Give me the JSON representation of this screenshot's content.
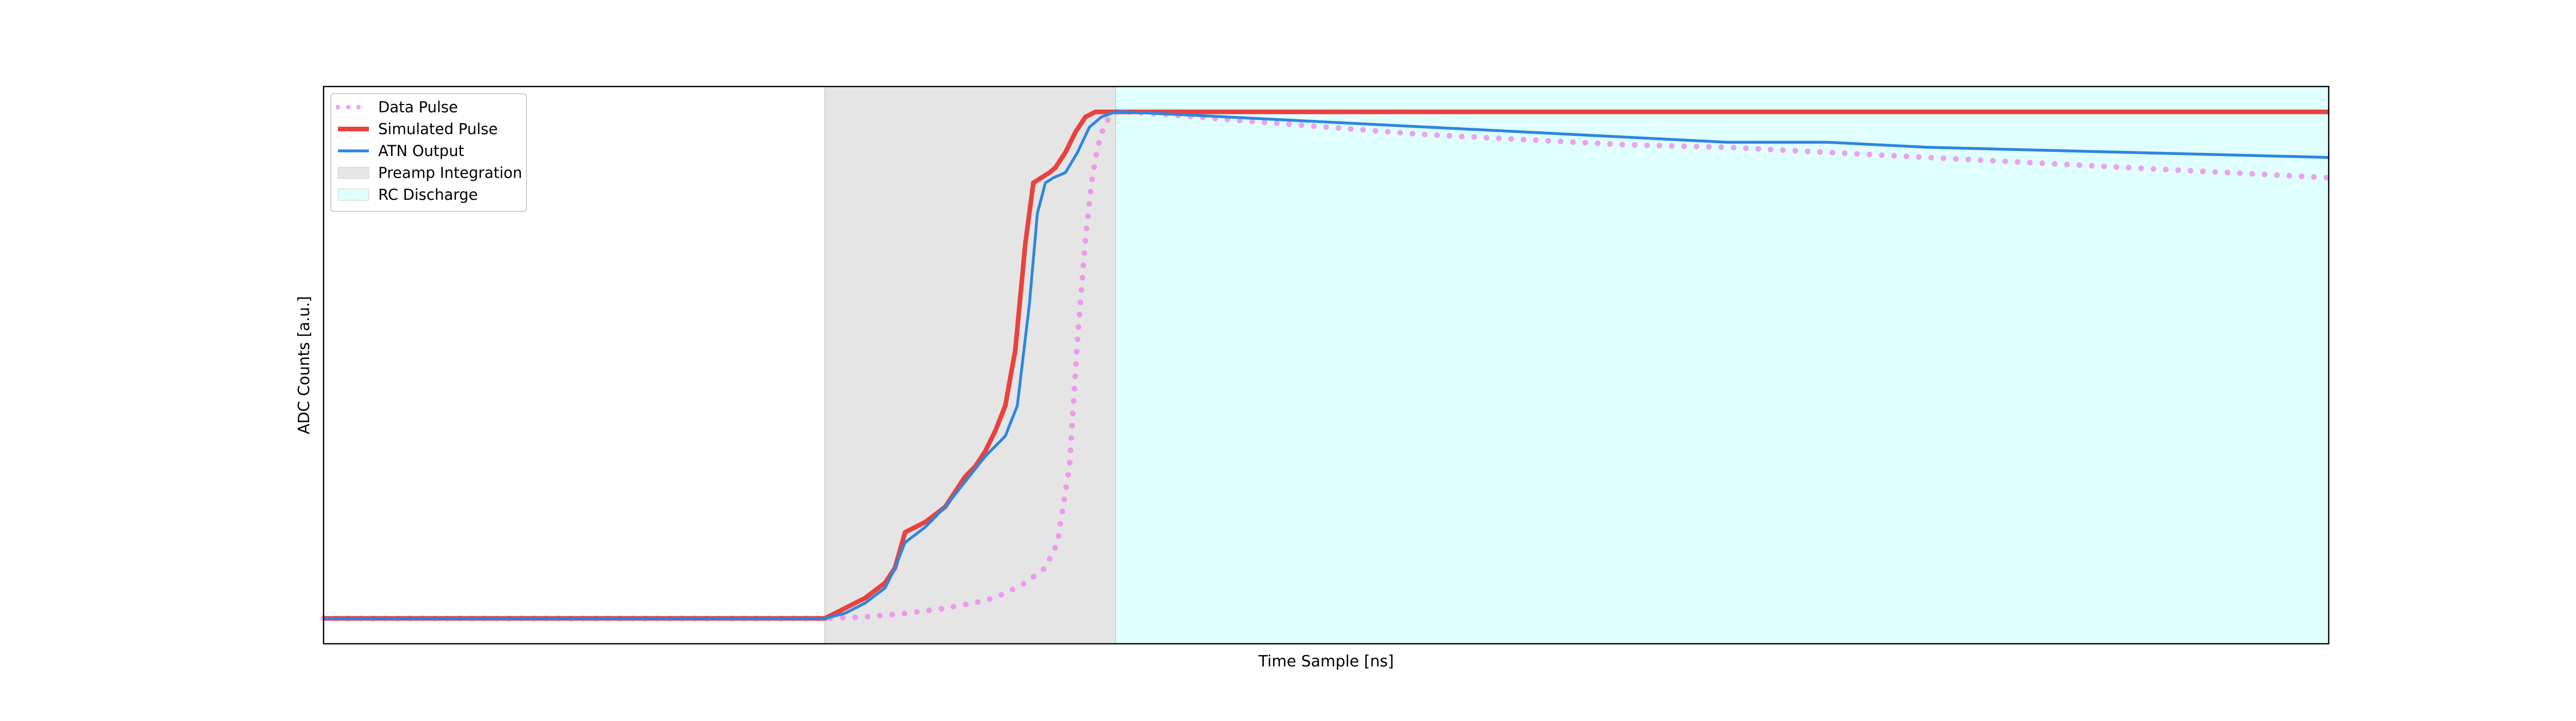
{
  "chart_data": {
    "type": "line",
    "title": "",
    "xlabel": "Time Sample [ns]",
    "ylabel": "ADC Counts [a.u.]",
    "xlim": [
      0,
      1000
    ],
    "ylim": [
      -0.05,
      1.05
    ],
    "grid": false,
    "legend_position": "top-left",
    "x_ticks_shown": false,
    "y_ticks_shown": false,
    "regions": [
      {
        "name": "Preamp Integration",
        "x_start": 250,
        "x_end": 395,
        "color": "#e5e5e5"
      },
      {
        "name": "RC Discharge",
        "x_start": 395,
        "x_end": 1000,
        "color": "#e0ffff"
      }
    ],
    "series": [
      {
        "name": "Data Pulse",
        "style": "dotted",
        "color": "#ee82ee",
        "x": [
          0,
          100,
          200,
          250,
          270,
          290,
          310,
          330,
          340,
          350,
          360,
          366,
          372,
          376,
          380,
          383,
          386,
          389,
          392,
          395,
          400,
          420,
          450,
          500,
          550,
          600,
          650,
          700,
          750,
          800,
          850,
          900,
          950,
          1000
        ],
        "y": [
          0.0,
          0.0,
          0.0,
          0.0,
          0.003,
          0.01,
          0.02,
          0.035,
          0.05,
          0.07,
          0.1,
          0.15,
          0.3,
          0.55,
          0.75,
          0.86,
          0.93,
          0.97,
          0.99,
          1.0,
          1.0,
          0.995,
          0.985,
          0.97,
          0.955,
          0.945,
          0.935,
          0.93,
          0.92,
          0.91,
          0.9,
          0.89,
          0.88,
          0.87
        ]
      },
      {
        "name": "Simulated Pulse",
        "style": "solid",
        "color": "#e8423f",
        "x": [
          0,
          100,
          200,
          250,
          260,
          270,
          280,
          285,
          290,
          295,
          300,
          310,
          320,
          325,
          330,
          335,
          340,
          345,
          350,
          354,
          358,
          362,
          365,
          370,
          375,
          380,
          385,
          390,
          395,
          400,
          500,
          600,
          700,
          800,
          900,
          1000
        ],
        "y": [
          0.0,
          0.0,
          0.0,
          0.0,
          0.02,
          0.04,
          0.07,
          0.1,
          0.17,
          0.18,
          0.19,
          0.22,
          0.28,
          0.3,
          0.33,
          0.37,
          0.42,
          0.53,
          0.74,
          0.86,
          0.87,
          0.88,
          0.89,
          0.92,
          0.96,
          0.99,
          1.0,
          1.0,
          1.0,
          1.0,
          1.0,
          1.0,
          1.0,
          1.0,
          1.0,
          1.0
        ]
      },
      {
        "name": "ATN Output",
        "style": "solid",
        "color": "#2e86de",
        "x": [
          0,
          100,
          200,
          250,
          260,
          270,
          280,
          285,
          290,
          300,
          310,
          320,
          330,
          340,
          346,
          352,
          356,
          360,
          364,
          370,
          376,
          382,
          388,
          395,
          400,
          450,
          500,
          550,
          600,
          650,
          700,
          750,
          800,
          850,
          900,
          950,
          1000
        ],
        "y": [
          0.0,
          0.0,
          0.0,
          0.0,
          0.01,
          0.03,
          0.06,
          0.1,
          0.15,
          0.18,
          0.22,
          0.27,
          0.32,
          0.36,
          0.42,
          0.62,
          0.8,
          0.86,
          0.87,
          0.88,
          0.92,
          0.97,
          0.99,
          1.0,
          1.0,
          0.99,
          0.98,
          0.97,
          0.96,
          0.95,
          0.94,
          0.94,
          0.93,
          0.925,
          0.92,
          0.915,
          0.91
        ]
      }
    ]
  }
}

*****

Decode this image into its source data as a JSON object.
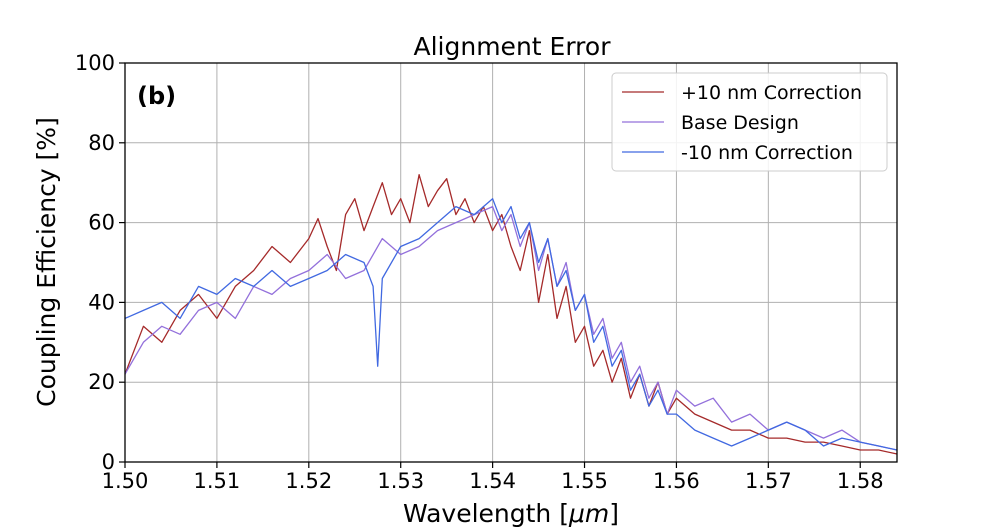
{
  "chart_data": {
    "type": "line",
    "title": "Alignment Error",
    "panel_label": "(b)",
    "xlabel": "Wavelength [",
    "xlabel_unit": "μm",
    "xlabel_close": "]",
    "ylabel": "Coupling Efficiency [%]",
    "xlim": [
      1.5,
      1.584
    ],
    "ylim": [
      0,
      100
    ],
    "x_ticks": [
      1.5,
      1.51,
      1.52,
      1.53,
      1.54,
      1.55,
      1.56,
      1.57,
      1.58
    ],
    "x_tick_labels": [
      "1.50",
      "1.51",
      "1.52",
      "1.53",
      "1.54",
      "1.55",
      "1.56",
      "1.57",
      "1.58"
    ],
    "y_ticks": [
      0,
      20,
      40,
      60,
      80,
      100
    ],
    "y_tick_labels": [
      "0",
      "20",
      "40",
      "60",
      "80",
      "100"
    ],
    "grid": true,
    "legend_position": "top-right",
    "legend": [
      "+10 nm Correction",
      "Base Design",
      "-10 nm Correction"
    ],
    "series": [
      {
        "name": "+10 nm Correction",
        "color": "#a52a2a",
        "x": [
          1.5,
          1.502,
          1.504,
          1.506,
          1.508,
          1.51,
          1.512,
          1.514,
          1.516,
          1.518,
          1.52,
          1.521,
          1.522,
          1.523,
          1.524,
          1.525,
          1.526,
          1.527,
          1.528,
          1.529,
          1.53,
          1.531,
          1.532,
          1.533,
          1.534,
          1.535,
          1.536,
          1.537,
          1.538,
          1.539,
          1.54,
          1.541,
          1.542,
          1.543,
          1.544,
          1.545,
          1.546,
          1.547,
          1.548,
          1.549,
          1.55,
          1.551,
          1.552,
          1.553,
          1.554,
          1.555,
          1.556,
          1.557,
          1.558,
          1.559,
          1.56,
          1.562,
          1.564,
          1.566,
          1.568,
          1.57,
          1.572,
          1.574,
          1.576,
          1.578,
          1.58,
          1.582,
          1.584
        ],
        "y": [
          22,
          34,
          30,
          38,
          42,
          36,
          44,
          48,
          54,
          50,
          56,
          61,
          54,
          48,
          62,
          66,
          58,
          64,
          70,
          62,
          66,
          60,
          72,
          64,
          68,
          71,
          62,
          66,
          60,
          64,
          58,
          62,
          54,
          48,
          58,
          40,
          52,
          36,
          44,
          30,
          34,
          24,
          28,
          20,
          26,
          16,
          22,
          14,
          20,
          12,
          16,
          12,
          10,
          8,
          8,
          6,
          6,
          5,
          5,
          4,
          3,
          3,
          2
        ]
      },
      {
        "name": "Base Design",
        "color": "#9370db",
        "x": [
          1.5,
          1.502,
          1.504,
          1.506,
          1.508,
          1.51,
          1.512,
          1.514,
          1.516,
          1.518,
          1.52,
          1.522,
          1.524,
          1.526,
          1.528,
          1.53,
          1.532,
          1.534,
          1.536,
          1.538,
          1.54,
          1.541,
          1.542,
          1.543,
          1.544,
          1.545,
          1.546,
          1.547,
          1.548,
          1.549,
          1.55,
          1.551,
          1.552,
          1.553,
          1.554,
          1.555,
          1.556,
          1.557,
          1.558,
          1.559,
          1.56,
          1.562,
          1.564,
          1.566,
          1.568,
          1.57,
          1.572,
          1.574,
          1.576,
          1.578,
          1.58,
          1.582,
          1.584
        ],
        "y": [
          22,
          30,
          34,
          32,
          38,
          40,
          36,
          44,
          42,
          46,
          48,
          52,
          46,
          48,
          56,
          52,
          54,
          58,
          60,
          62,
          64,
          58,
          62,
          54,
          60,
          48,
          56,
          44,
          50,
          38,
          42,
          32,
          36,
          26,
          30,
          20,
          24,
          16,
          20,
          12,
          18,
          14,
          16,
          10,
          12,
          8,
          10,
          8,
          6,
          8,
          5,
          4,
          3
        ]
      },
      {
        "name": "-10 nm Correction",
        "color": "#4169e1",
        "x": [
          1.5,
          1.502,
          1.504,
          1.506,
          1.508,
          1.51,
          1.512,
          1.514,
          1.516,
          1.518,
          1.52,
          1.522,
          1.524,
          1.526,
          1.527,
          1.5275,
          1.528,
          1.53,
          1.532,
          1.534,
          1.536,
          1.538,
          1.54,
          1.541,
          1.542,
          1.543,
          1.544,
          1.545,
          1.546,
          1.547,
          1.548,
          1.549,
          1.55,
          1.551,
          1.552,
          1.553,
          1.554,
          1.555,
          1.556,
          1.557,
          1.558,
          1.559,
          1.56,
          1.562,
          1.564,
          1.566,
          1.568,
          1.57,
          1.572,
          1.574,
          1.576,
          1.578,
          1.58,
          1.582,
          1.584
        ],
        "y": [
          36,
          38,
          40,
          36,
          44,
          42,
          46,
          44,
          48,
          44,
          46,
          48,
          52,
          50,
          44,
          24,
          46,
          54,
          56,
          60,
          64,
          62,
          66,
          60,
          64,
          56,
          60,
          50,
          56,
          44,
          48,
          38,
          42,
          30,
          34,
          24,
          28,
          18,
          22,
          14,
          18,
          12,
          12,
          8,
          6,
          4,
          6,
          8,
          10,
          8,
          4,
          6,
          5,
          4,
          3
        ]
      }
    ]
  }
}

*****

▸ EXERCISE DETAILS:
Work out how many lines of the material above contain the word "ylabel", then give only that figure.

▸ EXERCISE ANSWER:
2